───── SUPPLIED ENTRIES ─────

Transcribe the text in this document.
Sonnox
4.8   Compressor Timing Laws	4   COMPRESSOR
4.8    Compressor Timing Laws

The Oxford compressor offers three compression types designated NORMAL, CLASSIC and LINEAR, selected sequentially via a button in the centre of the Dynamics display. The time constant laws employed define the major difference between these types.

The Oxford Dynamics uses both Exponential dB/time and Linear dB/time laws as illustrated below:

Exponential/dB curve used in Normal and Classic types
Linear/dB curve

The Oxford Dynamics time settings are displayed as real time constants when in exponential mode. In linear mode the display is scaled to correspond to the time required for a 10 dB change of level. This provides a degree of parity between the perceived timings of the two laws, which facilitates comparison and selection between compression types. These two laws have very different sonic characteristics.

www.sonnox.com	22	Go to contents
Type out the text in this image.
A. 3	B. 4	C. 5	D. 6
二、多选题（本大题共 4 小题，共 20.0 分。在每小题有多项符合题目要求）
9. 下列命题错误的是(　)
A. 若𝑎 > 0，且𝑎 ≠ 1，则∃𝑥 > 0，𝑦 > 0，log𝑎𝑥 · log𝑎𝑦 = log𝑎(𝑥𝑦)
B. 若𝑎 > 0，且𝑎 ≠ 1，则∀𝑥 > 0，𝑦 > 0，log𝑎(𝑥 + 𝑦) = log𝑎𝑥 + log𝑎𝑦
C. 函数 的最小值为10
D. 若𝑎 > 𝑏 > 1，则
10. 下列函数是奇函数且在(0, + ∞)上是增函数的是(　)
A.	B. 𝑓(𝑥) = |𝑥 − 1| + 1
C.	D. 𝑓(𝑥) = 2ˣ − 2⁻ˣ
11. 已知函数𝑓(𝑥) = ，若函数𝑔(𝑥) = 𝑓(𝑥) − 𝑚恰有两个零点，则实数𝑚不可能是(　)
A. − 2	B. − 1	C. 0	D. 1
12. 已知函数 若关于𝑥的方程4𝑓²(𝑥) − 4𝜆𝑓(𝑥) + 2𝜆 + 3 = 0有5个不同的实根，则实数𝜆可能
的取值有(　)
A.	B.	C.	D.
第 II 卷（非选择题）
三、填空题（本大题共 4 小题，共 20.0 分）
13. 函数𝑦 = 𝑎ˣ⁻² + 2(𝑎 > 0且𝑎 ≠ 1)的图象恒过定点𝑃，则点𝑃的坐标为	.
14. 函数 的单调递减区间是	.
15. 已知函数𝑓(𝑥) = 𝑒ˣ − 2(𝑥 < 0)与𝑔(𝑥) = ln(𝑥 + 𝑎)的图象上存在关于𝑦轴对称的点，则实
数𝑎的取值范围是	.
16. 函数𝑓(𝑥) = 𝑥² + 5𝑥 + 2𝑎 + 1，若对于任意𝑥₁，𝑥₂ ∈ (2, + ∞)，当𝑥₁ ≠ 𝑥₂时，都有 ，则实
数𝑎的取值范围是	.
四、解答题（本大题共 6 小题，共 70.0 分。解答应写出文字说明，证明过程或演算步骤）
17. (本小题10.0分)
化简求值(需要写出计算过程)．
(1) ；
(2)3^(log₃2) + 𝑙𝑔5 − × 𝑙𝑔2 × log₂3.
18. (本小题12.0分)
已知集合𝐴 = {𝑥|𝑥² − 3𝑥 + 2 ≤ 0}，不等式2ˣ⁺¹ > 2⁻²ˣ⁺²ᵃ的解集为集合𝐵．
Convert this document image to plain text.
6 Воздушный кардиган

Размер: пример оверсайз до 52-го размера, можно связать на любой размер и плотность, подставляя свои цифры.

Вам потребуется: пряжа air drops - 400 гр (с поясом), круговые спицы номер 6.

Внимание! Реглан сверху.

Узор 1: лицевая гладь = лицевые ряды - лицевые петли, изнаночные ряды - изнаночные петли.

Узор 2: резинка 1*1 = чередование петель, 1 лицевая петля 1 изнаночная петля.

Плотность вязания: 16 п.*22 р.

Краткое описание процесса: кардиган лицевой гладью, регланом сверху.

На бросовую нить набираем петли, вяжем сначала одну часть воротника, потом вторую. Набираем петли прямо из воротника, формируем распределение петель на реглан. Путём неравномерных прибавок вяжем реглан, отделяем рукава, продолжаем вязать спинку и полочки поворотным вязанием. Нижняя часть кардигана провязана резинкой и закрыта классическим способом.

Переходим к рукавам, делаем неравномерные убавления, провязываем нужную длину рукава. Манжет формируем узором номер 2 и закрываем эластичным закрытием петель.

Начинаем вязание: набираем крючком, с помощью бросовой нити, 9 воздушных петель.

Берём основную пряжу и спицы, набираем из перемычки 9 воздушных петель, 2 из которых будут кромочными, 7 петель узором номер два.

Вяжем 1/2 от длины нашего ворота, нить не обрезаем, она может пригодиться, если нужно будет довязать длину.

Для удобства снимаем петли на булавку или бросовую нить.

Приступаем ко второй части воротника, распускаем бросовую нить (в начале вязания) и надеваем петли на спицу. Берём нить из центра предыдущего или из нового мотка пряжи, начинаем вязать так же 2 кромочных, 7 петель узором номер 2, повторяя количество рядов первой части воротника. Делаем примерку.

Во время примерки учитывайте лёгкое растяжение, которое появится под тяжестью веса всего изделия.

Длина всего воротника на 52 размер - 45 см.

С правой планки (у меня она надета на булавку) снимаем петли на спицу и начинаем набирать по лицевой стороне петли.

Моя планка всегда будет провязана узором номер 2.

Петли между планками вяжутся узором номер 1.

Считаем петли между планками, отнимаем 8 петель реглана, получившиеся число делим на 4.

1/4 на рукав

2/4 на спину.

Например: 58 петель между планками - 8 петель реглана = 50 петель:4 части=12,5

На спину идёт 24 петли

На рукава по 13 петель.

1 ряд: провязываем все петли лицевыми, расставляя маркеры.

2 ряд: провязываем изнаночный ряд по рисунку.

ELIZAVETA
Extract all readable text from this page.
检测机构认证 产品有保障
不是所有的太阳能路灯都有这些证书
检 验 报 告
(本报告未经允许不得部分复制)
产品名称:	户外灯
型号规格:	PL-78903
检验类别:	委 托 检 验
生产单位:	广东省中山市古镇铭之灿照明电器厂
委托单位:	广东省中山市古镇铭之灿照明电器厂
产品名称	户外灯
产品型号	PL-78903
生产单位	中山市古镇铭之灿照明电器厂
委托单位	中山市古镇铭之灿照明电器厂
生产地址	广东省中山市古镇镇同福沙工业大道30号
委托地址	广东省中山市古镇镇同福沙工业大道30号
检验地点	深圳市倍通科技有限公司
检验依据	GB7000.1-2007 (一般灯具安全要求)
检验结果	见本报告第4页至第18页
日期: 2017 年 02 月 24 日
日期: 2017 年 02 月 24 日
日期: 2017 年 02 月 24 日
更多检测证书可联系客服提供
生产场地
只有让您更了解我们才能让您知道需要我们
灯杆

─────

*BRIEF*.
Return every entry exactly as given.

*TASK ANSWER*.
Transcribe the text in this document.
Sonnox
4.8   Compressor Timing Laws	4   COMPRESSOR
4.8    Compressor Timing Laws

The Oxford compressor offers three compression types designated NORMAL, CLASSIC and LINEAR, selected sequentially via a button in the centre of the Dynamics display. The time constant laws employed define the major difference between these types.

The Oxford Dynamics uses both Exponential dB/time and Linear dB/time laws as illustrated below:

Exponential/dB curve used in Normal and Classic types
Linear/dB curve

The Oxford Dynamics time settings are displayed as real time constants when in exponential mode. In linear mode the display is scaled to correspond to the time required for a 10 dB change of level. This provides a degree of parity between the perceived timings of the two laws, which facilitates comparison and selection between compression types. These two laws have very different sonic characteristics.

www.sonnox.com	22	Go to contents
Type out the text in this image.
A. 3	B. 4	C. 5	D. 6
二、多选题（本大题共 4 小题，共 20.0 分。在每小题有多项符合题目要求）
9. 下列命题错误的是(　)
A. 若𝑎 > 0，且𝑎 ≠ 1，则∃𝑥 > 0，𝑦 > 0，log𝑎𝑥 · log𝑎𝑦 = log𝑎(𝑥𝑦)
B. 若𝑎 > 0，且𝑎 ≠ 1，则∀𝑥 > 0，𝑦 > 0，log𝑎(𝑥 + 𝑦) = log𝑎𝑥 + log𝑎𝑦
C. 函数 的最小值为10
D. 若𝑎 > 𝑏 > 1，则
10. 下列函数是奇函数且在(0, + ∞)上是增函数的是(　)
A.	B. 𝑓(𝑥) = |𝑥 − 1| + 1
C.	D. 𝑓(𝑥) = 2ˣ − 2⁻ˣ
11. 已知函数𝑓(𝑥) = ，若函数𝑔(𝑥) = 𝑓(𝑥) − 𝑚恰有两个零点，则实数𝑚不可能是(　)
A. − 2	B. − 1	C. 0	D. 1
12. 已知函数 若关于𝑥的方程4𝑓²(𝑥) − 4𝜆𝑓(𝑥) + 2𝜆 + 3 = 0有5个不同的实根，则实数𝜆可能
的取值有(　)
A.	B.	C.	D.
第 II 卷（非选择题）
三、填空题（本大题共 4 小题，共 20.0 分）
13. 函数𝑦 = 𝑎ˣ⁻² + 2(𝑎 > 0且𝑎 ≠ 1)的图象恒过定点𝑃，则点𝑃的坐标为	.
14. 函数 的单调递减区间是	.
15. 已知函数𝑓(𝑥) = 𝑒ˣ − 2(𝑥 < 0)与𝑔(𝑥) = ln(𝑥 + 𝑎)的图象上存在关于𝑦轴对称的点，则实
数𝑎的取值范围是	.
16. 函数𝑓(𝑥) = 𝑥² + 5𝑥 + 2𝑎 + 1，若对于任意𝑥₁，𝑥₂ ∈ (2, + ∞)，当𝑥₁ ≠ 𝑥₂时，都有 ，则实
数𝑎的取值范围是	.
四、解答题（本大题共 6 小题，共 70.0 分。解答应写出文字说明，证明过程或演算步骤）
17. (本小题10.0分)
化简求值(需要写出计算过程)．
(1) ；
(2)3^(log₃2) + 𝑙𝑔5 − × 𝑙𝑔2 × log₂3.
18. (本小题12.0分)
已知集合𝐴 = {𝑥|𝑥² − 3𝑥 + 2 ≤ 0}，不等式2ˣ⁺¹ > 2⁻²ˣ⁺²ᵃ的解集为集合𝐵．
Convert this document image to plain text.
6 Воздушный кардиган

Размер: пример оверсайз до 52-го размера, можно связать на любой размер и плотность, подставляя свои цифры.

Вам потребуется: пряжа air drops - 400 гр (с поясом), круговые спицы номер 6.

Внимание! Реглан сверху.

Узор 1: лицевая гладь = лицевые ряды - лицевые петли, изнаночные ряды - изнаночные петли.

Узор 2: резинка 1*1 = чередование петель, 1 лицевая петля 1 изнаночная петля.

Плотность вязания: 16 п.*22 р.

Краткое описание процесса: кардиган лицевой гладью, регланом сверху.

На бросовую нить набираем петли, вяжем сначала одну часть воротника, потом вторую. Набираем петли прямо из воротника, формируем распределение петель на реглан. Путём неравномерных прибавок вяжем реглан, отделяем рукава, продолжаем вязать спинку и полочки поворотным вязанием. Нижняя часть кардигана провязана резинкой и закрыта классическим способом.

Переходим к рукавам, делаем неравномерные убавления, провязываем нужную длину рукава. Манжет формируем узором номер 2 и закрываем эластичным закрытием петель.

Начинаем вязание: набираем крючком, с помощью бросовой нити, 9 воздушных петель.

Берём основную пряжу и спицы, набираем из перемычки 9 воздушных петель, 2 из которых будут кромочными, 7 петель узором номер два.

Вяжем 1/2 от длины нашего ворота, нить не обрезаем, она может пригодиться, если нужно будет довязать длину.

Для удобства снимаем петли на булавку или бросовую нить.

Приступаем ко второй части воротника, распускаем бросовую нить (в начале вязания) и надеваем петли на спицу. Берём нить из центра предыдущего или из нового мотка пряжи, начинаем вязать так же 2 кромочных, 7 петель узором номер 2, повторяя количество рядов первой части воротника. Делаем примерку.

Во время примерки учитывайте лёгкое растяжение, которое появится под тяжестью веса всего изделия.

Длина всего воротника на 52 размер - 45 см.

С правой планки (у меня она надета на булавку) снимаем петли на спицу и начинаем набирать по лицевой стороне петли.

Моя планка всегда будет провязана узором номер 2.

Петли между планками вяжутся узором номер 1.

Считаем петли между планками, отнимаем 8 петель реглана, получившиеся число делим на 4.

1/4 на рукав

2/4 на спину.

Например: 58 петель между планками - 8 петель реглана = 50 петель:4 части=12,5

На спину идёт 24 петли

На рукава по 13 петель.

1 ряд: провязываем все петли лицевыми, расставляя маркеры.

2 ряд: провязываем изнаночный ряд по рисунку.

ELIZAVETA
Extract all readable text from this page.
检测机构认证 产品有保障
不是所有的太阳能路灯都有这些证书
检 验 报 告
(本报告未经允许不得部分复制)
产品名称:	户外灯
型号规格:	PL-78903
检验类别:	委 托 检 验
生产单位:	广东省中山市古镇铭之灿照明电器厂
委托单位:	广东省中山市古镇铭之灿照明电器厂
产品名称	户外灯
产品型号	PL-78903
生产单位	中山市古镇铭之灿照明电器厂
委托单位	中山市古镇铭之灿照明电器厂
生产地址	广东省中山市古镇镇同福沙工业大道30号
委托地址	广东省中山市古镇镇同福沙工业大道30号
检验地点	深圳市倍通科技有限公司
检验依据	GB7000.1-2007 (一般灯具安全要求)
检验结果	见本报告第4页至第18页
日期: 2017 年 02 月 24 日
日期: 2017 年 02 月 24 日
日期: 2017 年 02 月 24 日
更多检测证书可联系客服提供
生产场地
只有让您更了解我们才能让您知道需要我们
灯杆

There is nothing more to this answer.